**Quelltext**

Eigentlich wollen alle hauptsächlich einen Blick auf Jakob werfen.

Pfarrer Mikulski, Hausverwalter der Kathedrale, eröffnet:

Die Contratalmudisten beschreibt er als verlorene Schäfchen, nach langen Irrwegen endlich hätten sie heimgefunden zu ihrem Hirten, der liebevoll zu ihnen sich hinabzuneigen gewillt ist.

In die selbe Kerbe haut der Sprecher der Contratalmudisten, Moliwda-Kossakowski, und fordert erstmal alle anwesenden Juden auf:

(...) sie möchten sich bekehren lassen (...)

Weder Rache noch Zorn entflammen unsere Gemüter, nicht Böses zu vergelten mit Bösem (...)

Weich und volltönend füllt seine Stimme das Kirchenschiff

(...) auf dass es eure Herzen erweiche und euch hinführe zur Anerkenntnis des göttlichen Rechts (...).

Und nicht nur Jena sieht, dass die Contratalmudisten Erbarmung brauchen

Armselig, ja zum Gotterbarmen wirken die Contratalmudisten, wie sie in ihren Bänken (...) sich drängen, während auf der anderen Seite voller Würde die Rabbiner der Dinge harren (...).

**Aufgaben**
a) Wer eröffnet laut dem Quelltext die Versammlung?
b) Welche Eigennamen kommen im Quelltext vor?

**Dargestellte Daten**

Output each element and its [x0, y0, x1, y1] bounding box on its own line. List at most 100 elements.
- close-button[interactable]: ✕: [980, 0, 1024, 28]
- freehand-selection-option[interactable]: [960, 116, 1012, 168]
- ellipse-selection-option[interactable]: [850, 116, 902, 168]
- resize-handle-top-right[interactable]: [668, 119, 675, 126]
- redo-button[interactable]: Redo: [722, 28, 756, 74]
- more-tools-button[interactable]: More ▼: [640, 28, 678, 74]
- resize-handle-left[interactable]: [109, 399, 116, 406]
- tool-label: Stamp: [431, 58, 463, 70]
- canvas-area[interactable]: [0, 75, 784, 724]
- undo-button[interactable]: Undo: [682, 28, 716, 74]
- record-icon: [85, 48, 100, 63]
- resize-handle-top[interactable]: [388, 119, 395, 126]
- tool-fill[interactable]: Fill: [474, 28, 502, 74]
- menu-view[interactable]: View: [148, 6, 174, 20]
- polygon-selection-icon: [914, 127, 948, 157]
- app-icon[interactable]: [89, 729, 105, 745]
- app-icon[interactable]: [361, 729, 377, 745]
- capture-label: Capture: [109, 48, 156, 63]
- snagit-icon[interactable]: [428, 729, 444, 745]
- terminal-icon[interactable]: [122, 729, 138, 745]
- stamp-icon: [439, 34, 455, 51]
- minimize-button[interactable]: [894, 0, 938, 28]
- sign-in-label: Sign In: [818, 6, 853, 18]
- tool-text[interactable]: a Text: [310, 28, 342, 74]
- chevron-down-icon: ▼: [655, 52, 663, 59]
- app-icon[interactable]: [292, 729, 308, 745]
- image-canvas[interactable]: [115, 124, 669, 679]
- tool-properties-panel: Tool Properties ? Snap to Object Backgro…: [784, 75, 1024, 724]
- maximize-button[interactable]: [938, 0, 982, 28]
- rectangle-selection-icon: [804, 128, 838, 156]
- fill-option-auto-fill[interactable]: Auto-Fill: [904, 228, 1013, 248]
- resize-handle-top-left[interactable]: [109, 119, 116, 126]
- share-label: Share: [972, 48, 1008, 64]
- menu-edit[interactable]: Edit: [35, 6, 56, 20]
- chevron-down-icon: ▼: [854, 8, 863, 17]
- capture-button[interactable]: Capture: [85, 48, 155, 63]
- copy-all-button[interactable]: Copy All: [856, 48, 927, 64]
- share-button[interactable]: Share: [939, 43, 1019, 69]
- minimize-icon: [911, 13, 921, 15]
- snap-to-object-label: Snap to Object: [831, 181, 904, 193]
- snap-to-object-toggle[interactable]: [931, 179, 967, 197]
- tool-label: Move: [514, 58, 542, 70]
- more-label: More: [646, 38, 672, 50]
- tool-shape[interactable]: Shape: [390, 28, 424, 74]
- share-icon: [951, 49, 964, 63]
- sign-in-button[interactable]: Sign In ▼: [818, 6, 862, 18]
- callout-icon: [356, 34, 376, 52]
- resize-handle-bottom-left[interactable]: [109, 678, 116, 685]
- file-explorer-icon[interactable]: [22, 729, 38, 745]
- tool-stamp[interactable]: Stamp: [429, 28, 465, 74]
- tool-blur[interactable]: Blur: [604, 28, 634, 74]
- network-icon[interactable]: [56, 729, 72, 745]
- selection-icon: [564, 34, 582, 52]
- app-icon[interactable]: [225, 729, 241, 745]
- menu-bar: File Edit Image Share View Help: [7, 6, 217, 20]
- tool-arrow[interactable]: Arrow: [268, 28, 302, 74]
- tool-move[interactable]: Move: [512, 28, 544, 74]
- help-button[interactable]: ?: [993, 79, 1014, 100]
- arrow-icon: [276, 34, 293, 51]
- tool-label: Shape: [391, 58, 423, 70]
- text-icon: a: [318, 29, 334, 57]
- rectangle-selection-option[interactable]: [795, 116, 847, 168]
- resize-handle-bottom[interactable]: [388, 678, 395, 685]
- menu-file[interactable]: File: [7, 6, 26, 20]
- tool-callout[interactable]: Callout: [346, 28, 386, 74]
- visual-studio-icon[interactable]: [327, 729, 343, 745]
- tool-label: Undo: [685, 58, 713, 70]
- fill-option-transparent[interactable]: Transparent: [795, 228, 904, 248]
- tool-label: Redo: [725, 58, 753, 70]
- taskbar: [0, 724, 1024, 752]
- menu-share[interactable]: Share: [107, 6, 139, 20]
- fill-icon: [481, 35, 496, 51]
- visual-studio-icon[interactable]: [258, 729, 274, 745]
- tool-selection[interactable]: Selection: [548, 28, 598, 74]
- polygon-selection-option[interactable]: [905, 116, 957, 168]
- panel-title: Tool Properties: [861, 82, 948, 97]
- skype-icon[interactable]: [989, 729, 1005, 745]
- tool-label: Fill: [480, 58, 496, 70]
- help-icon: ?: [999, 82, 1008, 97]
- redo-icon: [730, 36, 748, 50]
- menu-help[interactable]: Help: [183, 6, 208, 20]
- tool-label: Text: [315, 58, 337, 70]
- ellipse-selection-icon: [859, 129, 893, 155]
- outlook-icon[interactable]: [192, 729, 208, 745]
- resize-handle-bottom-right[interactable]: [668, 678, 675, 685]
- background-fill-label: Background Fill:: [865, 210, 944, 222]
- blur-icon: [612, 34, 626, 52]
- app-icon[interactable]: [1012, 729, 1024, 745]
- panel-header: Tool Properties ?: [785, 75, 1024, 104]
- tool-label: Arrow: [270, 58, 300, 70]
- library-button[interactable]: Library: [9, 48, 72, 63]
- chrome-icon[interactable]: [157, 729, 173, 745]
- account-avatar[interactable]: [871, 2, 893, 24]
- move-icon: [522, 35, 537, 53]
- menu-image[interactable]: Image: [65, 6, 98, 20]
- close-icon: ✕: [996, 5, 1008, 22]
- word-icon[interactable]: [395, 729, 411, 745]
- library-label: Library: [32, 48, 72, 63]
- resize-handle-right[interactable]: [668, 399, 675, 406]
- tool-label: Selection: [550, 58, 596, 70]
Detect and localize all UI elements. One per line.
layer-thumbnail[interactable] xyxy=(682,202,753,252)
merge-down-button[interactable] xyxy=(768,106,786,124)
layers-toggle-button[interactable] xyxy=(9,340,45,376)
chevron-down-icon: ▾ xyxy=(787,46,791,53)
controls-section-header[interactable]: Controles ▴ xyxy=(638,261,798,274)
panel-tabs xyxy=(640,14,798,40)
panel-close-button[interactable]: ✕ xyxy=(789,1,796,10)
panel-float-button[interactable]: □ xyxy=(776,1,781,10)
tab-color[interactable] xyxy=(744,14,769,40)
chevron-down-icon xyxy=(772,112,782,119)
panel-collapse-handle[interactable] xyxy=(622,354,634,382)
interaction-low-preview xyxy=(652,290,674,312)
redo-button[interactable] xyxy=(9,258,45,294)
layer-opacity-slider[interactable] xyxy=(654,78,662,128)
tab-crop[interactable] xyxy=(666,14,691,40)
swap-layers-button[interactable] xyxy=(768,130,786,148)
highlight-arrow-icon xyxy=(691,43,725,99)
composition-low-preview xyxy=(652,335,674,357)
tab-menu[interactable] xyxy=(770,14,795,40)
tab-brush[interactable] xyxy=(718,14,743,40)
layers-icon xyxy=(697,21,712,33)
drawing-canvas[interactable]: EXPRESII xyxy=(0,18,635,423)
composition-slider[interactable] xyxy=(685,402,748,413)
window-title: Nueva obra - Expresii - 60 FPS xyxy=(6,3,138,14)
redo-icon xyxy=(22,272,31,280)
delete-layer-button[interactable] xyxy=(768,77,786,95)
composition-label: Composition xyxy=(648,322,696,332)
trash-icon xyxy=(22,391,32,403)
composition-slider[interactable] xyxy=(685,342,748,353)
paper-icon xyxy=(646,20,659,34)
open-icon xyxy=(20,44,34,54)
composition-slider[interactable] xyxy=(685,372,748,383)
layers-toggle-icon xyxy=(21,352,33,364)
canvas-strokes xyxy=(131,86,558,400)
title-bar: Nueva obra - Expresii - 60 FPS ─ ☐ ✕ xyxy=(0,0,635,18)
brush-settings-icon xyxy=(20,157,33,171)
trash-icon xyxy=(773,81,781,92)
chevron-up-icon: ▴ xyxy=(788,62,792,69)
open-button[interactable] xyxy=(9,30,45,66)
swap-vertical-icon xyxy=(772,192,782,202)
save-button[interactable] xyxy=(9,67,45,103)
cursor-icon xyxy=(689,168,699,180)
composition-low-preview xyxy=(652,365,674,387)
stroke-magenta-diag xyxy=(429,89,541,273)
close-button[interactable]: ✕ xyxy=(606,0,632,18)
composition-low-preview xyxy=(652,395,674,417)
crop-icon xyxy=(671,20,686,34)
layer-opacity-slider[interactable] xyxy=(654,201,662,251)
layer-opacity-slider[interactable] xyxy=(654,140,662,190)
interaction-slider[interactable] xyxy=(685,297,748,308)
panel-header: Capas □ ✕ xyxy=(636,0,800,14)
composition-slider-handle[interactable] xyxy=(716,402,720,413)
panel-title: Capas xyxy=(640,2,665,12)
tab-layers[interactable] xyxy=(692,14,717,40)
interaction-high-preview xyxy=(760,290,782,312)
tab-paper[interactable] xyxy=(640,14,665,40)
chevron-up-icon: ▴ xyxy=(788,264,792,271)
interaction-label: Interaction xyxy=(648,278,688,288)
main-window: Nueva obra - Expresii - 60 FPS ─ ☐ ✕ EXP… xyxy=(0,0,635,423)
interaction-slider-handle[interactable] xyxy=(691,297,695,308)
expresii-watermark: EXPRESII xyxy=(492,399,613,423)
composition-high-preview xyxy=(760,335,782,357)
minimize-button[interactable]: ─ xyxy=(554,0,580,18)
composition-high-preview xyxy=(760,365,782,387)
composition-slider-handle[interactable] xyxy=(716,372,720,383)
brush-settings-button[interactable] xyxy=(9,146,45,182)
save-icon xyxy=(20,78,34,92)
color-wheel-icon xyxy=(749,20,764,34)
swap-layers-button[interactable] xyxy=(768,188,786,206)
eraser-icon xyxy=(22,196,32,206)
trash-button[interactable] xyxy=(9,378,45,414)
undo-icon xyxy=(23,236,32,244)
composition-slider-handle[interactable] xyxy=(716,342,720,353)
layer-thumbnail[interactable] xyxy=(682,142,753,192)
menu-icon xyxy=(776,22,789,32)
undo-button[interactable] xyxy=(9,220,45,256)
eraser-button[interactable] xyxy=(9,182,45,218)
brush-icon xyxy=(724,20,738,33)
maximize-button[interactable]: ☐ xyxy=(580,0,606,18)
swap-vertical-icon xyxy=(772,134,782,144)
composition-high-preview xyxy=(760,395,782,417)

**Lösungen**
a) Pfarrer Mikulski, der Hausverwalter der Kathedrale.

b) Jakob, Mikulski, Moliwda-Kossakowski, Jena